What this task involves
Transcribe the listing that follows in full, omitting pictures.

++++ Records shown ++++

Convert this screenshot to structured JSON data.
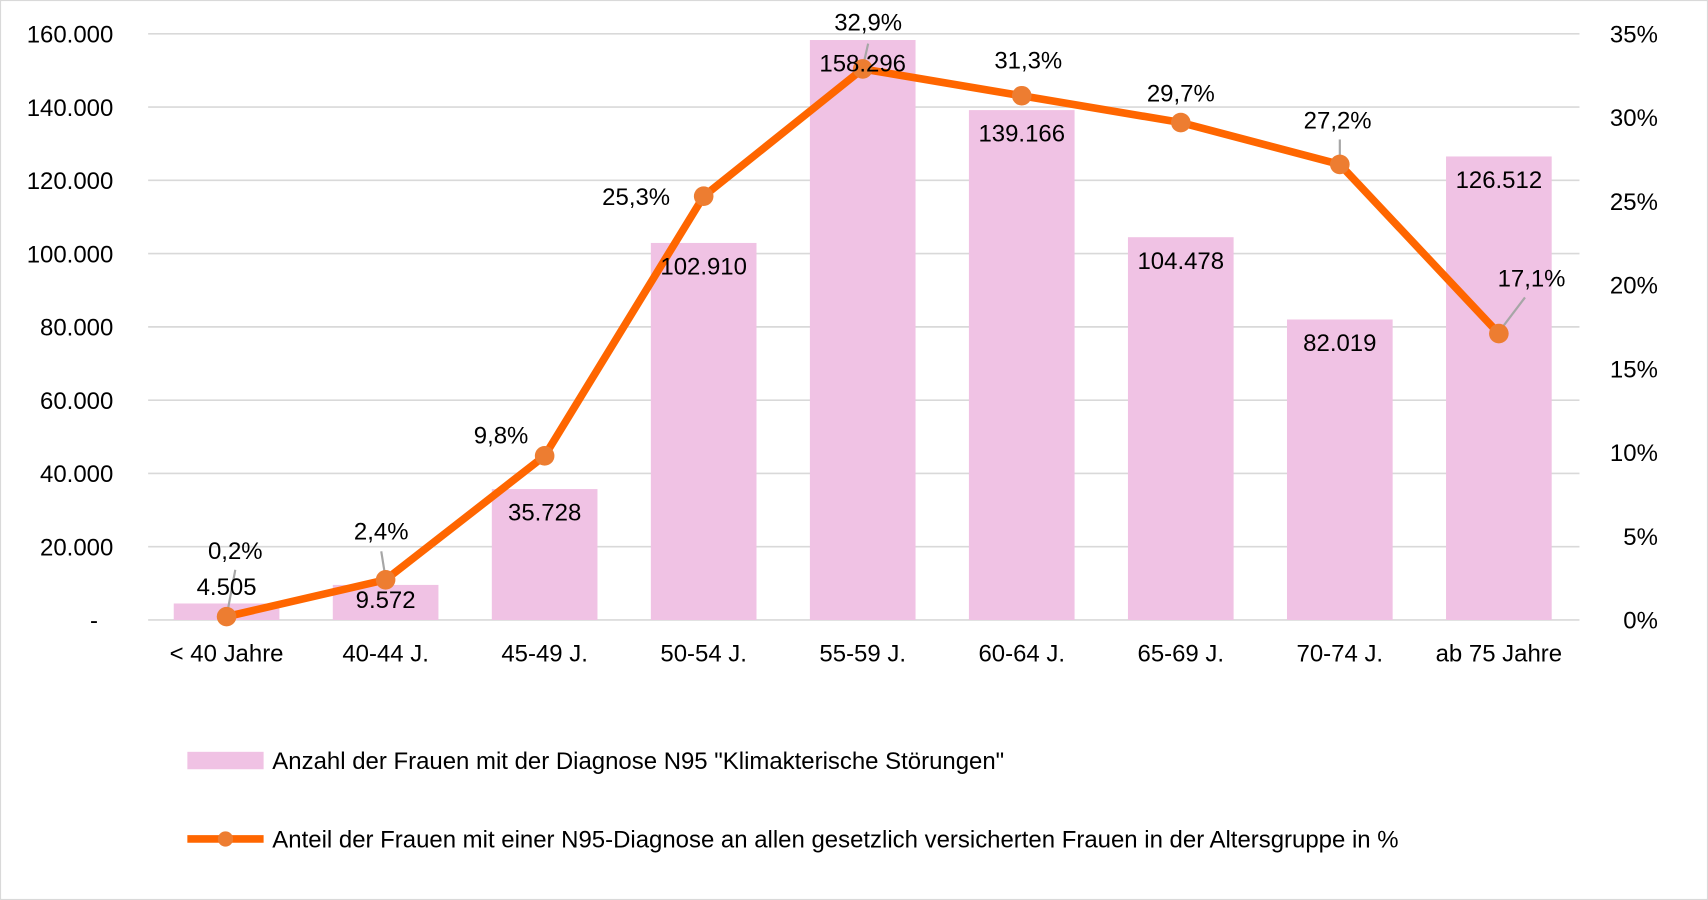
{
  "chart_data": {
    "type": "bar+line",
    "title": "",
    "categories": [
      "< 40 Jahre",
      "40-44 J.",
      "45-49 J.",
      "50-54 J.",
      "55-59 J.",
      "60-64 J.",
      "65-69 J.",
      "70-74 J.",
      "ab 75 Jahre"
    ],
    "series": [
      {
        "name": "Anzahl der Frauen mit der Diagnose N95 \"Klimakterische Störungen\"",
        "type": "bar",
        "axis": "left",
        "color": "#F0C2E4",
        "values": [
          4505,
          9572,
          35728,
          102910,
          158296,
          139166,
          104478,
          82019,
          126512
        ]
      },
      {
        "name": "Anteil der Frauen mit einer N95-Diagnose an allen gesetzlich versicherten Frauen in der Altersgruppe in %",
        "type": "line",
        "axis": "right",
        "color": "#FF6600",
        "marker_color": "#ED7D31",
        "values": [
          0.2,
          2.4,
          9.8,
          25.3,
          32.9,
          31.3,
          29.7,
          27.2,
          17.1
        ]
      }
    ],
    "y_left": {
      "lim": [
        0,
        160000
      ],
      "ticks": [
        "-",
        "20.000",
        "40.000",
        "60.000",
        "80.000",
        "100.000",
        "120.000",
        "140.000",
        "160.000"
      ]
    },
    "y_right": {
      "lim": [
        0,
        35
      ],
      "ticks": [
        "0%",
        "5%",
        "10%",
        "15%",
        "20%",
        "25%",
        "30%",
        "35%"
      ]
    },
    "grid": true,
    "legend_position": "bottom"
  }
}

++++

Result of this task
Convert this screenshot to structured JSON data.
{
  "chart_data": {
    "type": "bar+line",
    "title": "",
    "categories": [
      "< 40 Jahre",
      "40-44 J.",
      "45-49 J.",
      "50-54 J.",
      "55-59 J.",
      "60-64 J.",
      "65-69 J.",
      "70-74 J.",
      "ab 75 Jahre"
    ],
    "series": [
      {
        "name": "Anzahl der Frauen mit der Diagnose N95 \"Klimakterische Störungen\"",
        "type": "bar",
        "axis": "left",
        "color": "#F0C2E4",
        "values": [
          4505,
          9572,
          35728,
          102910,
          158296,
          139166,
          104478,
          82019,
          126512
        ]
      },
      {
        "name": "Anteil der Frauen mit einer N95-Diagnose an allen gesetzlich versicherten Frauen in der Altersgruppe in %",
        "type": "line",
        "axis": "right",
        "color": "#FF6600",
        "marker_color": "#ED7D31",
        "values": [
          0.2,
          2.4,
          9.8,
          25.3,
          32.9,
          31.3,
          29.7,
          27.2,
          17.1
        ]
      }
    ],
    "y_left": {
      "lim": [
        0,
        160000
      ],
      "ticks": [
        "-",
        "20.000",
        "40.000",
        "60.000",
        "80.000",
        "100.000",
        "120.000",
        "140.000",
        "160.000"
      ]
    },
    "y_right": {
      "lim": [
        0,
        35
      ],
      "ticks": [
        "0%",
        "5%",
        "10%",
        "15%",
        "20%",
        "25%",
        "30%",
        "35%"
      ]
    },
    "grid": true,
    "legend_position": "bottom"
  }
}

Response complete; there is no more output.